Dataset excerpt:

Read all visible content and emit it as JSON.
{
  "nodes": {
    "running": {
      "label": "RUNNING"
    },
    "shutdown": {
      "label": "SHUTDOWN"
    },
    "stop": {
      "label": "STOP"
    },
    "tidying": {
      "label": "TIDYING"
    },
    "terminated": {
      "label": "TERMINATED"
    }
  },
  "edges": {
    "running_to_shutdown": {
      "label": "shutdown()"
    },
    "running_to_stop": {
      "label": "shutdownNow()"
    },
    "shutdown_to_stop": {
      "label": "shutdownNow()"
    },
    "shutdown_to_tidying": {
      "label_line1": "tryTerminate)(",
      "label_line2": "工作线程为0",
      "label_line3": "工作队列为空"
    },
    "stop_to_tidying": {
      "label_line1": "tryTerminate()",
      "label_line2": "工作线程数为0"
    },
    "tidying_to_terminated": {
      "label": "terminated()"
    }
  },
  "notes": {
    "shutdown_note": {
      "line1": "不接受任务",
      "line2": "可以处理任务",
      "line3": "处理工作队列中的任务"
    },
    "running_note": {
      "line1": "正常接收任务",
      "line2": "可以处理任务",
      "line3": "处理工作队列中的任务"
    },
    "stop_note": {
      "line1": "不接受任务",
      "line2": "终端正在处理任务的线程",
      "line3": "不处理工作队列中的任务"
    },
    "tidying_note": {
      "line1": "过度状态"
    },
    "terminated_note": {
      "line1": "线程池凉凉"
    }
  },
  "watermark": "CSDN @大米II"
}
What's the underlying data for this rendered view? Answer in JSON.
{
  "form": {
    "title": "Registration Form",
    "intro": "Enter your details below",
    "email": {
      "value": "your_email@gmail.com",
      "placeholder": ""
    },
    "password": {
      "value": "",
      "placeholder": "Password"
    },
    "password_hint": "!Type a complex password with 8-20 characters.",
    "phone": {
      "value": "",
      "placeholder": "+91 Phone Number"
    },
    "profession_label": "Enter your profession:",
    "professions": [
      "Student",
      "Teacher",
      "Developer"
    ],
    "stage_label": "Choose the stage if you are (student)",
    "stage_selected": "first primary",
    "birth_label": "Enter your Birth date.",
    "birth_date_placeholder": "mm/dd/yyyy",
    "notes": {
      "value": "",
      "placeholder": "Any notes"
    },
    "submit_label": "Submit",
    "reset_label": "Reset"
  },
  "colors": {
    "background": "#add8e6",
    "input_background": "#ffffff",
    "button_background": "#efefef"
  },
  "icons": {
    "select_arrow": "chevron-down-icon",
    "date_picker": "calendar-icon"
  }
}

- YOUR INSTRUCTIONS -
Retype all of the data shown above, word for word.

- OUTPUT -
Read all visible content and emit it as JSON.
{
  "nodes": {
    "running": {
      "label": "RUNNING"
    },
    "shutdown": {
      "label": "SHUTDOWN"
    },
    "stop": {
      "label": "STOP"
    },
    "tidying": {
      "label": "TIDYING"
    },
    "terminated": {
      "label": "TERMINATED"
    }
  },
  "edges": {
    "running_to_shutdown": {
      "label": "shutdown()"
    },
    "running_to_stop": {
      "label": "shutdownNow()"
    },
    "shutdown_to_stop": {
      "label": "shutdownNow()"
    },
    "shutdown_to_tidying": {
      "label_line1": "tryTerminate)(",
      "label_line2": "工作线程为0",
      "label_line3": "工作队列为空"
    },
    "stop_to_tidying": {
      "label_line1": "tryTerminate()",
      "label_line2": "工作线程数为0"
    },
    "tidying_to_terminated": {
      "label": "terminated()"
    }
  },
  "notes": {
    "shutdown_note": {
      "line1": "不接受任务",
      "line2": "可以处理任务",
      "line3": "处理工作队列中的任务"
    },
    "running_note": {
      "line1": "正常接收任务",
      "line2": "可以处理任务",
      "line3": "处理工作队列中的任务"
    },
    "stop_note": {
      "line1": "不接受任务",
      "line2": "终端正在处理任务的线程",
      "line3": "不处理工作队列中的任务"
    },
    "tidying_note": {
      "line1": "过度状态"
    },
    "terminated_note": {
      "line1": "线程池凉凉"
    }
  },
  "watermark": "CSDN @大米II"
}
What's the underlying data for this rendered view? Answer in JSON.
{
  "form": {
    "title": "Registration Form",
    "intro": "Enter your details below",
    "email": {
      "value": "your_email@gmail.com",
      "placeholder": ""
    },
    "password": {
      "value": "",
      "placeholder": "Password"
    },
    "password_hint": "!Type a complex password with 8-20 characters.",
    "phone": {
      "value": "",
      "placeholder": "+91 Phone Number"
    },
    "profession_label": "Enter your profession:",
    "professions": [
      "Student",
      "Teacher",
      "Developer"
    ],
    "stage_label": "Choose the stage if you are (student)",
    "stage_selected": "first primary",
    "birth_label": "Enter your Birth date.",
    "birth_date_placeholder": "mm/dd/yyyy",
    "notes": {
      "value": "",
      "placeholder": "Any notes"
    },
    "submit_label": "Submit",
    "reset_label": "Reset"
  },
  "colors": {
    "background": "#add8e6",
    "input_background": "#ffffff",
    "button_background": "#efefef"
  },
  "icons": {
    "select_arrow": "chevron-down-icon",
    "date_picker": "calendar-icon"
  }
}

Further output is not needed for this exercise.